## Problem description
Transcribe every line of the rows below character for character, and leave the pictures out of your answer.

++++ Data supplied

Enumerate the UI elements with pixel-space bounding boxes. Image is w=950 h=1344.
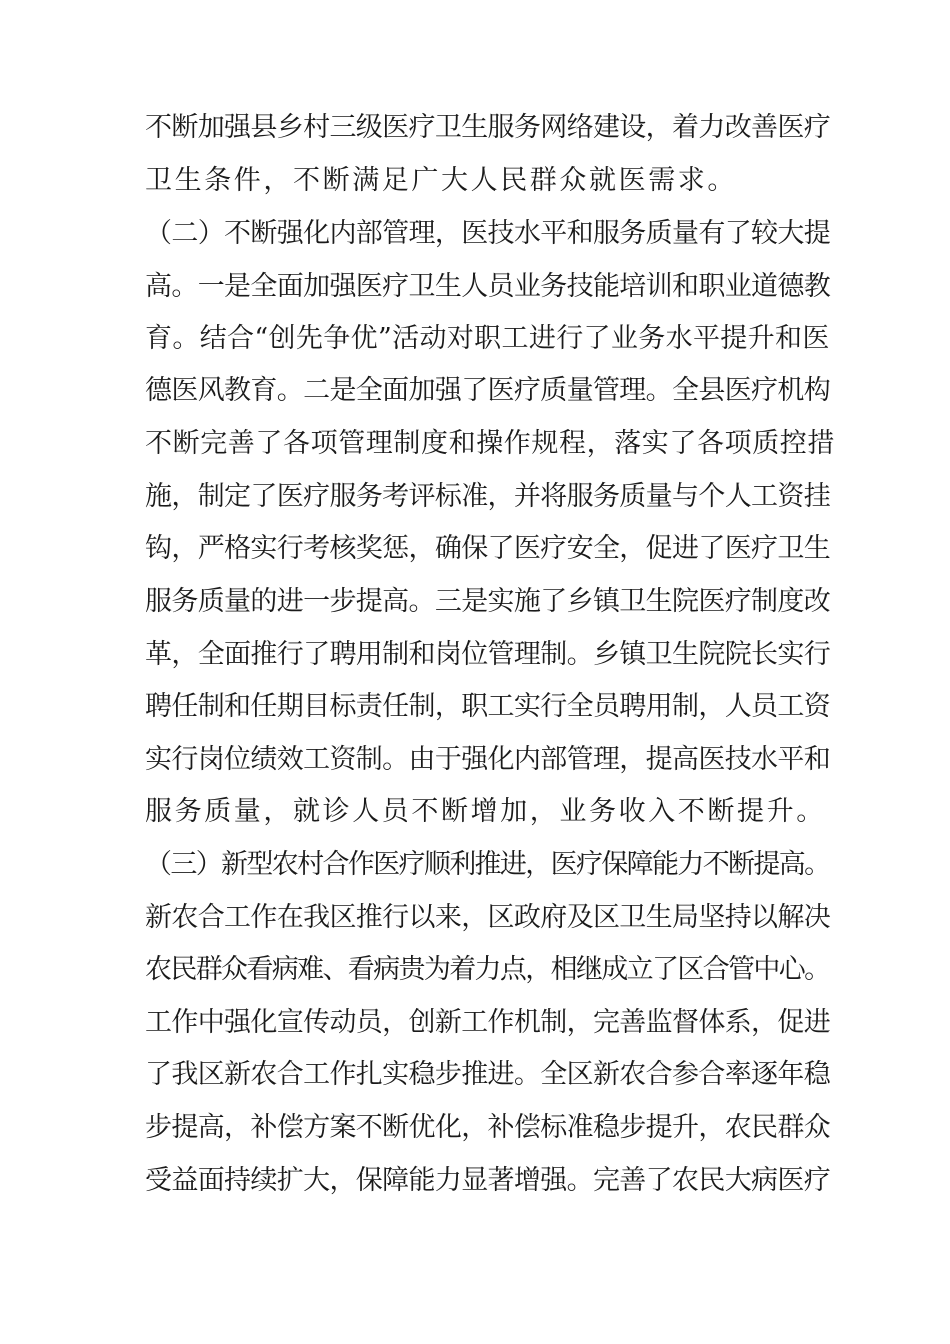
body-text-line: 步提高，补偿方案不断优化，补偿标准稳步提升，农民群众 <box>145 1112 831 1143</box>
body-text-line: 卫生条件，不断满足广大人民群众就医需求。 <box>145 165 737 196</box>
body-text-line: 革，全面推行了聘用制和岗位管理制。乡镇卫生院院长实行 <box>145 639 831 670</box>
body-text-line: 高。一是全面加强医疗卫生人员业务技能培训和职业道德教 <box>145 271 831 302</box>
body-text-line: 施，制定了医疗服务考评标准，并将服务质量与个人工资挂 <box>145 481 831 512</box>
body-text-line: 新农合工作在我区推行以来，区政府及区卫生局坚持以解决 <box>145 902 831 933</box>
body-text-line: 受益面持续扩大，保障能力显著增强。完善了农民大病医疗 <box>145 1165 831 1196</box>
body-text-line: 了我区新农合工作扎实稳步推进。全区新农合参合率逐年稳 <box>145 1059 831 1090</box>
body-text-line: 实行岗位绩效工资制。由于强化内部管理，提高医技水平和 <box>145 744 831 775</box>
section-heading-3-line: （三）新型农村合作医疗顺利推进，医疗保障能力不断提高。 <box>145 849 830 880</box>
body-text-line: 不断加强县乡村三级医疗卫生服务网络建设，着力改善医疗 <box>145 112 831 143</box>
body-text-line: 农民群众看病难、看病贵为着力点，相继成立了区合管中心。 <box>145 954 830 985</box>
body-text-line: 服务质量的进一步提高。三是实施了乡镇卫生院医疗制度改 <box>145 586 831 617</box>
body-text-line: 聘任制和任期目标责任制，职工实行全员聘用制，人员工资 <box>145 691 831 722</box>
body-text-line: 德医风教育。二是全面加强了医疗质量管理。全县医疗机构 <box>145 375 831 406</box>
body-text-line: 服务质量，就诊人员不断增加，业务收入不断提升。 <box>145 796 826 827</box>
section-heading-2-line: （二）不断强化内部管理，医技水平和服务质量有了较大提 <box>145 218 831 249</box>
body-text-line: 工作中强化宣传动员，创新工作机制，完善监督体系，促进 <box>145 1007 831 1038</box>
body-text-line: 不断完善了各项管理制度和操作规程，落实了各项质控措 <box>145 428 835 459</box>
body-text-line: 钩，严格实行考核奖惩，确保了医疗安全，促进了医疗卫生 <box>145 533 831 564</box>
body-text-line: 育。结合“创先争优”活动对职工进行了业务水平提升和医 <box>145 323 830 354</box>
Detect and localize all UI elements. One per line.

++++++++

## Reply to the task
Enumerate the UI elements with pixel-space bounding boxes. Image is w=950 h=1344.
body-text-line: 步提高，补偿方案不断优化，补偿标准稳步提升，农民群众 <box>145 1112 831 1143</box>
body-text-line: 卫生条件，不断满足广大人民群众就医需求。 <box>145 165 737 196</box>
body-text-line: 革，全面推行了聘用制和岗位管理制。乡镇卫生院院长实行 <box>145 639 831 670</box>
body-text-line: 高。一是全面加强医疗卫生人员业务技能培训和职业道德教 <box>145 271 831 302</box>
body-text-line: 施，制定了医疗服务考评标准，并将服务质量与个人工资挂 <box>145 481 831 512</box>
body-text-line: 新农合工作在我区推行以来，区政府及区卫生局坚持以解决 <box>145 902 831 933</box>
body-text-line: 受益面持续扩大，保障能力显著增强。完善了农民大病医疗 <box>145 1165 831 1196</box>
body-text-line: 了我区新农合工作扎实稳步推进。全区新农合参合率逐年稳 <box>145 1059 831 1090</box>
body-text-line: 实行岗位绩效工资制。由于强化内部管理，提高医技水平和 <box>145 744 831 775</box>
section-heading-3-line: （三）新型农村合作医疗顺利推进，医疗保障能力不断提高。 <box>145 849 830 880</box>
body-text-line: 不断加强县乡村三级医疗卫生服务网络建设，着力改善医疗 <box>145 112 831 143</box>
body-text-line: 农民群众看病难、看病贵为着力点，相继成立了区合管中心。 <box>145 954 830 985</box>
body-text-line: 服务质量的进一步提高。三是实施了乡镇卫生院医疗制度改 <box>145 586 831 617</box>
body-text-line: 聘任制和任期目标责任制，职工实行全员聘用制，人员工资 <box>145 691 831 722</box>
body-text-line: 德医风教育。二是全面加强了医疗质量管理。全县医疗机构 <box>145 375 831 406</box>
body-text-line: 服务质量，就诊人员不断增加，业务收入不断提升。 <box>145 796 826 827</box>
section-heading-2-line: （二）不断强化内部管理，医技水平和服务质量有了较大提 <box>145 218 831 249</box>
body-text-line: 工作中强化宣传动员，创新工作机制，完善监督体系，促进 <box>145 1007 831 1038</box>
body-text-line: 不断完善了各项管理制度和操作规程，落实了各项质控措 <box>145 428 835 459</box>
body-text-line: 钩，严格实行考核奖惩，确保了医疗安全，促进了医疗卫生 <box>145 533 831 564</box>
body-text-line: 育。结合“创先争优”活动对职工进行了业务水平提升和医 <box>145 323 830 354</box>
Detect and localize all UI elements. One per line.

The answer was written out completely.